Start of DATA SHOWN

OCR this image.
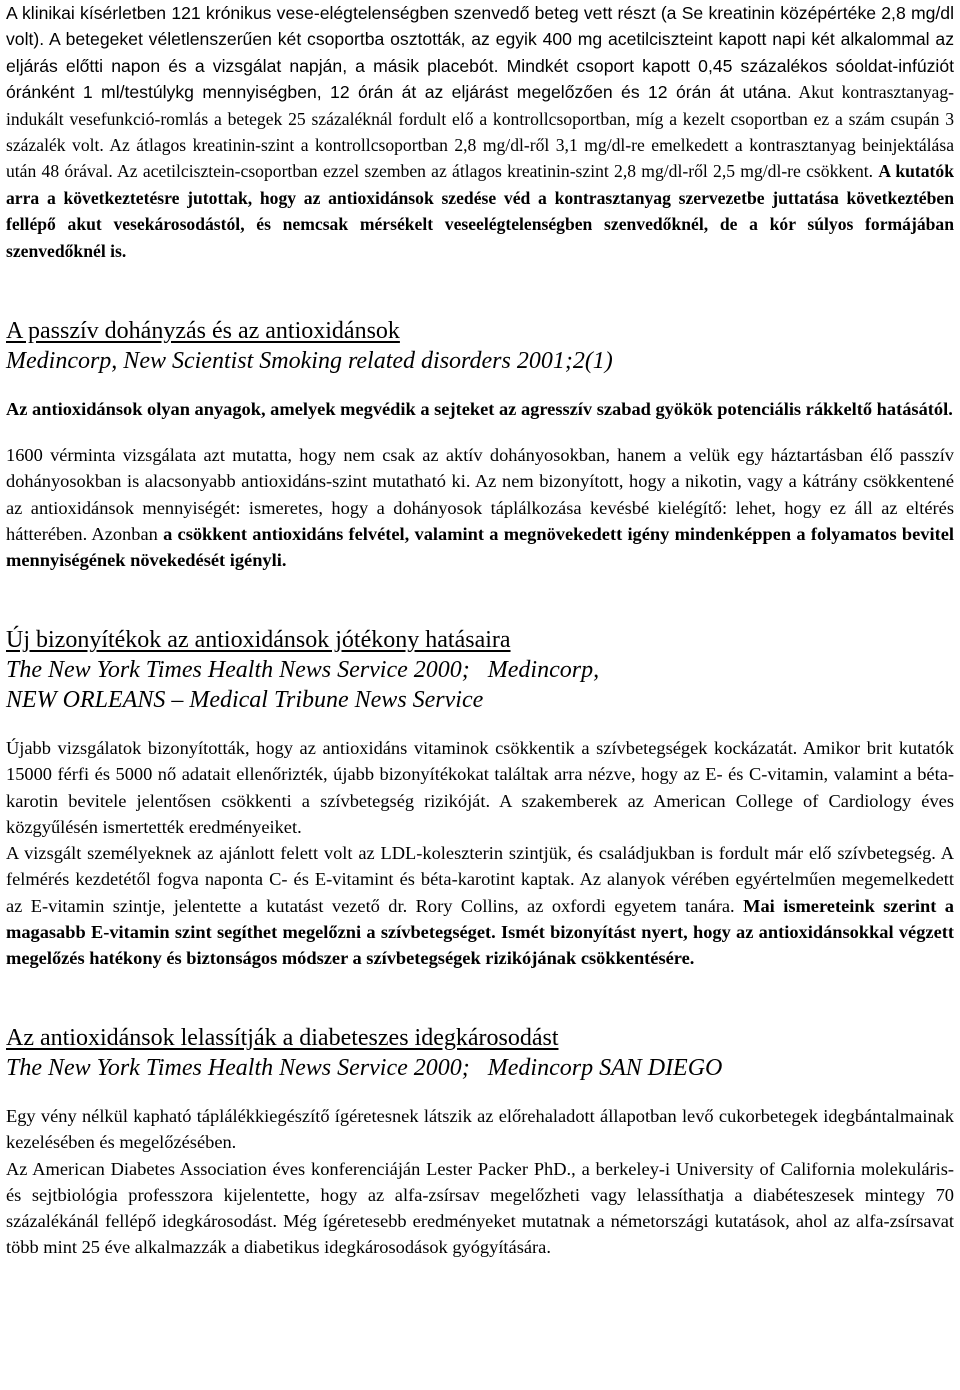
A klinikai kísérletben 121 krónikus vese-elégtelenségben szenvedő beteg vett részt (a Se kreatinin középértéke 2,8 mg/dl volt). A betegeket véletlenszerűen két csoportba osztották, az egyik 400 mg acetilciszteint kapott napi két alkalommal az eljárás előtti napon és a vizsgálat napján, a másik placebót. Mindkét csoport kapott 0,45 százalékos sóoldat-infúziót óránként 1 ml/testúlykg mennyiségben, 12 órán át az eljárást megelőzően és 12 órán át utána. Akut kontrasztanyag-indukált vesefunkció-romlás a betegek 25 százaléknál fordult elő a kontrollcsoportban, míg a kezelt csoportban ez a szám csupán 3 százalék volt. Az átlagos kreatinin-szint a kontrollcsoportban 2,8 mg/dl-ről 3,1 mg/dl-re emelkedett a kontrasztanyag beinjektálása után 48 órával. Az acetilcisztein-csoportban ezzel szemben az átlagos kreatinin-szint 2,8 mg/dl-ről 2,5 mg/dl-re csökkent. A kutatók arra a következtetésre jutottak, hogy az antioxidánsok szedése véd a kontrasztanyag szervezetbe juttatása következtében fellépő akut vesekárosodástól, és nemcsak mérsékelt veseelégtelenségben szenvedőknél, de a kór súlyos formájában szenvedőknél is.

A passzív dohányzás és az antioxidánsok
Medincorp, New Scientist Smoking related disorders 2001;2(1)

Az antioxidánsok olyan anyagok, amelyek megvédik a sejteket az agresszív szabad gyökök potenciális rákkeltő hatásától.

1600 vérminta vizsgálata azt mutatta, hogy nem csak az aktív dohányosokban, hanem a velük egy háztartásban élő passzív dohányosokban is alacsonyabb antioxidáns-szint mutatható ki. Az nem bizonyított, hogy a nikotin, vagy a kátrány csökkentené az antioxidánsok mennyiségét: ismeretes, hogy a dohányosok táplálkozása kevésbé kielégítő: lehet, hogy ez áll az eltérés hátterében. Azonban a csökkent antioxidáns felvétel, valamint a megnövekedett igény mindenképpen a folyamatos bevitel mennyiségének növekedését igényli.

Új bizonyítékok az antioxidánsok jótékony hatásaira
The New York Times Health News Service 2000;   Medincorp,
NEW ORLEANS – Medical Tribune News Service

Újabb vizsgálatok bizonyították, hogy az antioxidáns vitaminok csökkentik a szívbetegségek kockázatát. Amikor brit kutatók 15000 férfi és 5000 nő adatait ellenőrizték, újabb bizonyítékokat találtak arra nézve, hogy az E- és C-vitamin, valamint a béta-karotin bevitele jelentősen csökkenti a szívbetegség rizikóját. A szakemberek az American College of Cardiology éves közgyűlésén ismertették eredményeiket.

A vizsgált személyeknek az ajánlott felett volt az LDL-koleszterin szintjük, és családjukban is fordult már elő szívbetegség. A felmérés kezdetétől fogva naponta C- és E-vitamint és béta-karotint kaptak. Az alanyok vérében egyértelműen megemelkedett az E-vitamin szintje, jelentette a kutatást vezető dr. Rory Collins, az oxfordi egyetem tanára. Mai ismereteink szerint a magasabb E-vitamin szint segíthet megelőzni a szívbetegséget. Ismét bizonyítást nyert, hogy az antioxidánsokkal végzett megelőzés hatékony és biztonságos módszer a szívbetegségek rizikójának csökkentésére.

Az antioxidánsok lelassítják a diabeteszes idegkárosodást
The New York Times Health News Service 2000;   Medincorp SAN DIEGO

Egy vény nélkül kapható táplálékkiegészítő ígéretesnek látszik az előrehaladott állapotban levő cukorbetegek idegbántalmainak kezelésében és megelőzésében.

Az American Diabetes Association éves konferenciáján Lester Packer PhD., a berkeley-i University of California molekuláris- és sejtbiológia professzora kijelentette, hogy az alfa-zsírsav megelőzheti vagy lelassíthatja a diabéteszesek mintegy 70 százalékánál fellépő idegkárosodást. Még ígéretesebb eredményeket mutatnak a németországi kutatások, ahol az alfa-zsírsavat több mint 25 éve alkalmazzák a diabetikus idegkárosodások gyógyítására.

End of DATA SHOWN

Output all of the entries verbatim, leaving out any images.

SOLUTION TO THIS EXERCISE -
OCR this image.
A klinikai kísérletben 121 krónikus vese-elégtelenségben szenvedő beteg vett részt (a Se kreatinin középértéke 2,8 mg/dl volt). A betegeket véletlenszerűen két csoportba osztották, az egyik 400 mg acetilciszteint kapott napi két alkalommal az eljárás előtti napon és a vizsgálat napján, a másik placebót. Mindkét csoport kapott 0,45 százalékos sóoldat-infúziót óránként 1 ml/testúlykg mennyiségben, 12 órán át az eljárást megelőzően és 12 órán át utána. Akut kontrasztanyag-indukált vesefunkció-romlás a betegek 25 százaléknál fordult elő a kontrollcsoportban, míg a kezelt csoportban ez a szám csupán 3 százalék volt. Az átlagos kreatinin-szint a kontrollcsoportban 2,8 mg/dl-ről 3,1 mg/dl-re emelkedett a kontrasztanyag beinjektálása után 48 órával. Az acetilcisztein-csoportban ezzel szemben az átlagos kreatinin-szint 2,8 mg/dl-ről 2,5 mg/dl-re csökkent. A kutatók arra a következtetésre jutottak, hogy az antioxidánsok szedése véd a kontrasztanyag szervezetbe juttatása következtében fellépő akut vesekárosodástól, és nemcsak mérsékelt veseelégtelenségben szenvedőknél, de a kór súlyos formájában szenvedőknél is.

A passzív dohányzás és az antioxidánsok
Medincorp, New Scientist Smoking related disorders 2001;2(1)

Az antioxidánsok olyan anyagok, amelyek megvédik a sejteket az agresszív szabad gyökök potenciális rákkeltő hatásától.

1600 vérminta vizsgálata azt mutatta, hogy nem csak az aktív dohányosokban, hanem a velük egy háztartásban élő passzív dohányosokban is alacsonyabb antioxidáns-szint mutatható ki. Az nem bizonyított, hogy a nikotin, vagy a kátrány csökkentené az antioxidánsok mennyiségét: ismeretes, hogy a dohányosok táplálkozása kevésbé kielégítő: lehet, hogy ez áll az eltérés hátterében. Azonban a csökkent antioxidáns felvétel, valamint a megnövekedett igény mindenképpen a folyamatos bevitel mennyiségének növekedését igényli.

Új bizonyítékok az antioxidánsok jótékony hatásaira
The New York Times Health News Service 2000;   Medincorp,
NEW ORLEANS – Medical Tribune News Service

Újabb vizsgálatok bizonyították, hogy az antioxidáns vitaminok csökkentik a szívbetegségek kockázatát. Amikor brit kutatók 15000 férfi és 5000 nő adatait ellenőrizték, újabb bizonyítékokat találtak arra nézve, hogy az E- és C-vitamin, valamint a béta-karotin bevitele jelentősen csökkenti a szívbetegség rizikóját. A szakemberek az American College of Cardiology éves közgyűlésén ismertették eredményeiket.

A vizsgált személyeknek az ajánlott felett volt az LDL-koleszterin szintjük, és családjukban is fordult már elő szívbetegség. A felmérés kezdetétől fogva naponta C- és E-vitamint és béta-karotint kaptak. Az alanyok vérében egyértelműen megemelkedett az E-vitamin szintje, jelentette a kutatást vezető dr. Rory Collins, az oxfordi egyetem tanára. Mai ismereteink szerint a magasabb E-vitamin szint segíthet megelőzni a szívbetegséget. Ismét bizonyítást nyert, hogy az antioxidánsokkal végzett megelőzés hatékony és biztonságos módszer a szívbetegségek rizikójának csökkentésére.

Az antioxidánsok lelassítják a diabeteszes idegkárosodást
The New York Times Health News Service 2000;   Medincorp SAN DIEGO

Egy vény nélkül kapható táplálékkiegészítő ígéretesnek látszik az előrehaladott állapotban levő cukorbetegek idegbántalmainak kezelésében és megelőzésében.

Az American Diabetes Association éves konferenciáján Lester Packer PhD., a berkeley-i University of California molekuláris- és sejtbiológia professzora kijelentette, hogy az alfa-zsírsav megelőzheti vagy lelassíthatja a diabéteszesek mintegy 70 százalékánál fellépő idegkárosodást. Még ígéretesebb eredményeket mutatnak a németországi kutatások, ahol az alfa-zsírsavat több mint 25 éve alkalmazzák a diabetikus idegkárosodások gyógyítására.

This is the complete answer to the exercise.